▸ Task to complete:
Reproduce the listing below without any change.

═══ Input for this task

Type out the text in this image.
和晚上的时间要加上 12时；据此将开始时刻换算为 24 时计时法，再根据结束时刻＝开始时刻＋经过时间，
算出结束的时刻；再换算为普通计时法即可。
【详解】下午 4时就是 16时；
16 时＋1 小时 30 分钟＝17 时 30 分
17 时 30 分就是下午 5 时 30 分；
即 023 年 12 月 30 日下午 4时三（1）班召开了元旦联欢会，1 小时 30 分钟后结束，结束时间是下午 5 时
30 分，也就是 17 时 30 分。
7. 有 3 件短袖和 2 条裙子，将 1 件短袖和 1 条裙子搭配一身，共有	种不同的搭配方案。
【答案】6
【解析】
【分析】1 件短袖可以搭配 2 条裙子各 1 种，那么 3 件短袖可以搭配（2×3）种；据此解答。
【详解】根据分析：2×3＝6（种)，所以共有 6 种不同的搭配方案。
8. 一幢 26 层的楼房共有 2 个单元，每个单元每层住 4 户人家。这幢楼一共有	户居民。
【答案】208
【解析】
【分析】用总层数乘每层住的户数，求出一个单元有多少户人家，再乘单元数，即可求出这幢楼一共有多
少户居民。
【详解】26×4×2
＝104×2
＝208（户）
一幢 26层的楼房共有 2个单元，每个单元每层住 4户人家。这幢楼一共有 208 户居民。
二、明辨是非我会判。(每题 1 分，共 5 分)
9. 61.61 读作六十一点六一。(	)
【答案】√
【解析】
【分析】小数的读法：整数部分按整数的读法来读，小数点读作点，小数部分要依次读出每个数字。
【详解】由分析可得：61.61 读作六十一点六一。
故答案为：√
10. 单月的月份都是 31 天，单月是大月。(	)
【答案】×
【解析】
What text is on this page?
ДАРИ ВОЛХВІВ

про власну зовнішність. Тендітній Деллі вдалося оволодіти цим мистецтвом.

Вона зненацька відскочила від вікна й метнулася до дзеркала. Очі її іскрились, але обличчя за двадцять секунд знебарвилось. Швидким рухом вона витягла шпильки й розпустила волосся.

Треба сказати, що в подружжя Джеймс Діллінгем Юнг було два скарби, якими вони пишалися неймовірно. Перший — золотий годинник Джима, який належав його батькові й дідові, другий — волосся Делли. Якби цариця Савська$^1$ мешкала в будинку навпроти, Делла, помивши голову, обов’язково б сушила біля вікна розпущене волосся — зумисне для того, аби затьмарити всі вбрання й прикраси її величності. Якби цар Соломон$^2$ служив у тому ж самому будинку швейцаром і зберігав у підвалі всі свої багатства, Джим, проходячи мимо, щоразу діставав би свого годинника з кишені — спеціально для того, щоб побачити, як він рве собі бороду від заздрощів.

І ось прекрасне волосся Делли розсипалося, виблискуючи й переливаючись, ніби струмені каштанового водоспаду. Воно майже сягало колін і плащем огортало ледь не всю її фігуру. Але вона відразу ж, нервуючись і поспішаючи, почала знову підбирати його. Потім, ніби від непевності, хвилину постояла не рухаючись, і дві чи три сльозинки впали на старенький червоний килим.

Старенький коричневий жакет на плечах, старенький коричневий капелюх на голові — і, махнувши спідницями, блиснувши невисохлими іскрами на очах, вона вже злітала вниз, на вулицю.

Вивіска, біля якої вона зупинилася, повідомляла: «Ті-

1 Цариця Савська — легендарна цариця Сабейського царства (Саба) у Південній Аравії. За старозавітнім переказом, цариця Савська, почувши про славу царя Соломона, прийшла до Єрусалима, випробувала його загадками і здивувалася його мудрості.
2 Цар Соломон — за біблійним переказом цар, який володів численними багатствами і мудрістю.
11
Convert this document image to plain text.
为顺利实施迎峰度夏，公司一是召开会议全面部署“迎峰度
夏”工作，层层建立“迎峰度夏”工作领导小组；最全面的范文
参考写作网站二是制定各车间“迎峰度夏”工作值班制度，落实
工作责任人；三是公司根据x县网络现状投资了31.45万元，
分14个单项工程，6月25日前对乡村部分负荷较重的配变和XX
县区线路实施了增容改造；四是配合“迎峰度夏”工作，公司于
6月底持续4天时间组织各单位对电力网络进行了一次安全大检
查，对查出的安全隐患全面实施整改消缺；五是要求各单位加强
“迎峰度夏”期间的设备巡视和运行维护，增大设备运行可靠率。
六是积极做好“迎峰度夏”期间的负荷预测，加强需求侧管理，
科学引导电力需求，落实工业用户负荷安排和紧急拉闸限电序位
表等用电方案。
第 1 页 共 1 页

══════

▸ Task solution:
Type out the text in this image.
和晚上的时间要加上 12时；据此将开始时刻换算为 24 时计时法，再根据结束时刻＝开始时刻＋经过时间，
算出结束的时刻；再换算为普通计时法即可。
【详解】下午 4时就是 16时；
16 时＋1 小时 30 分钟＝17 时 30 分
17 时 30 分就是下午 5 时 30 分；
即 023 年 12 月 30 日下午 4时三（1）班召开了元旦联欢会，1 小时 30 分钟后结束，结束时间是下午 5 时
30 分，也就是 17 时 30 分。
7. 有 3 件短袖和 2 条裙子，将 1 件短袖和 1 条裙子搭配一身，共有	种不同的搭配方案。
【答案】6
【解析】
【分析】1 件短袖可以搭配 2 条裙子各 1 种，那么 3 件短袖可以搭配（2×3）种；据此解答。
【详解】根据分析：2×3＝6（种)，所以共有 6 种不同的搭配方案。
8. 一幢 26 层的楼房共有 2 个单元，每个单元每层住 4 户人家。这幢楼一共有	户居民。
【答案】208
【解析】
【分析】用总层数乘每层住的户数，求出一个单元有多少户人家，再乘单元数，即可求出这幢楼一共有多
少户居民。
【详解】26×4×2
＝104×2
＝208（户）
一幢 26层的楼房共有 2个单元，每个单元每层住 4户人家。这幢楼一共有 208 户居民。
二、明辨是非我会判。(每题 1 分，共 5 分)
9. 61.61 读作六十一点六一。(	)
【答案】√
【解析】
【分析】小数的读法：整数部分按整数的读法来读，小数点读作点，小数部分要依次读出每个数字。
【详解】由分析可得：61.61 读作六十一点六一。
故答案为：√
10. 单月的月份都是 31 天，单月是大月。(	)
【答案】×
【解析】
What text is on this page?
ДАРИ ВОЛХВІВ

про власну зовнішність. Тендітній Деллі вдалося оволодіти цим мистецтвом.

Вона зненацька відскочила від вікна й метнулася до дзеркала. Очі її іскрились, але обличчя за двадцять секунд знебарвилось. Швидким рухом вона витягла шпильки й розпустила волосся.

Треба сказати, що в подружжя Джеймс Діллінгем Юнг було два скарби, якими вони пишалися неймовірно. Перший — золотий годинник Джима, який належав його батькові й дідові, другий — волосся Делли. Якби цариця Савська$^1$ мешкала в будинку навпроти, Делла, помивши голову, обов’язково б сушила біля вікна розпущене волосся — зумисне для того, аби затьмарити всі вбрання й прикраси її величності. Якби цар Соломон$^2$ служив у тому ж самому будинку швейцаром і зберігав у підвалі всі свої багатства, Джим, проходячи мимо, щоразу діставав би свого годинника з кишені — спеціально для того, щоб побачити, як він рве собі бороду від заздрощів.

І ось прекрасне волосся Делли розсипалося, виблискуючи й переливаючись, ніби струмені каштанового водоспаду. Воно майже сягало колін і плащем огортало ледь не всю її фігуру. Але вона відразу ж, нервуючись і поспішаючи, почала знову підбирати його. Потім, ніби від непевності, хвилину постояла не рухаючись, і дві чи три сльозинки впали на старенький червоний килим.

Старенький коричневий жакет на плечах, старенький коричневий капелюх на голові — і, махнувши спідницями, блиснувши невисохлими іскрами на очах, вона вже злітала вниз, на вулицю.

Вивіска, біля якої вона зупинилася, повідомляла: «Ті-

1 Цариця Савська — легендарна цариця Сабейського царства (Саба) у Південній Аравії. За старозавітнім переказом, цариця Савська, почувши про славу царя Соломона, прийшла до Єрусалима, випробувала його загадками і здивувалася його мудрості.
2 Цар Соломон — за біблійним переказом цар, який володів численними багатствами і мудрістю.
11
Convert this document image to plain text.
为顺利实施迎峰度夏，公司一是召开会议全面部署“迎峰度
夏”工作，层层建立“迎峰度夏”工作领导小组；最全面的范文
参考写作网站二是制定各车间“迎峰度夏”工作值班制度，落实
工作责任人；三是公司根据x县网络现状投资了31.45万元，
分14个单项工程，6月25日前对乡村部分负荷较重的配变和XX
县区线路实施了增容改造；四是配合“迎峰度夏”工作，公司于
6月底持续4天时间组织各单位对电力网络进行了一次安全大检
查，对查出的安全隐患全面实施整改消缺；五是要求各单位加强
“迎峰度夏”期间的设备巡视和运行维护，增大设备运行可靠率。
六是积极做好“迎峰度夏”期间的负荷预测，加强需求侧管理，
科学引导电力需求，落实工业用户负荷安排和紧急拉闸限电序位
表等用电方案。
第 1 页 共 1 页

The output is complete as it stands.